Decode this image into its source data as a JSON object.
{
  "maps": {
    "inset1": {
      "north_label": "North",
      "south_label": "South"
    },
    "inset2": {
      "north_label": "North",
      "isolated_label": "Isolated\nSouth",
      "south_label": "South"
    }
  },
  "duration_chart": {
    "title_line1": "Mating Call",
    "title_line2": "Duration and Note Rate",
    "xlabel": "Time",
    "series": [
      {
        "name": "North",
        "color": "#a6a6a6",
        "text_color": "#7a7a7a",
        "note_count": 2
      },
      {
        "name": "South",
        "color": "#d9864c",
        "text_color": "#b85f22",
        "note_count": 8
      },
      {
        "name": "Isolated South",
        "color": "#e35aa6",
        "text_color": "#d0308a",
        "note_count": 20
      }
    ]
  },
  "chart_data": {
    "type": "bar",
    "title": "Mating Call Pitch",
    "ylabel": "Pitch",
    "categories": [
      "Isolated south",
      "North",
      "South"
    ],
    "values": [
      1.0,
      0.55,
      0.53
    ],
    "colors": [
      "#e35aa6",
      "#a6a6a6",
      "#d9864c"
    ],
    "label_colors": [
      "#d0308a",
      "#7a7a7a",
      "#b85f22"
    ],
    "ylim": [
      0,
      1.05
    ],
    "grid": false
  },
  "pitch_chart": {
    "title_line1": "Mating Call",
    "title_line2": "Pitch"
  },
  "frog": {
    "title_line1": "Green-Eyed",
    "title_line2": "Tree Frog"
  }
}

What the exercise asks: Copy all lines from the data that hold the word "Isolated".

Expected output:
      "isolated_label": "Isolated\nSouth",
        "name": "Isolated South",
      "Isolated south",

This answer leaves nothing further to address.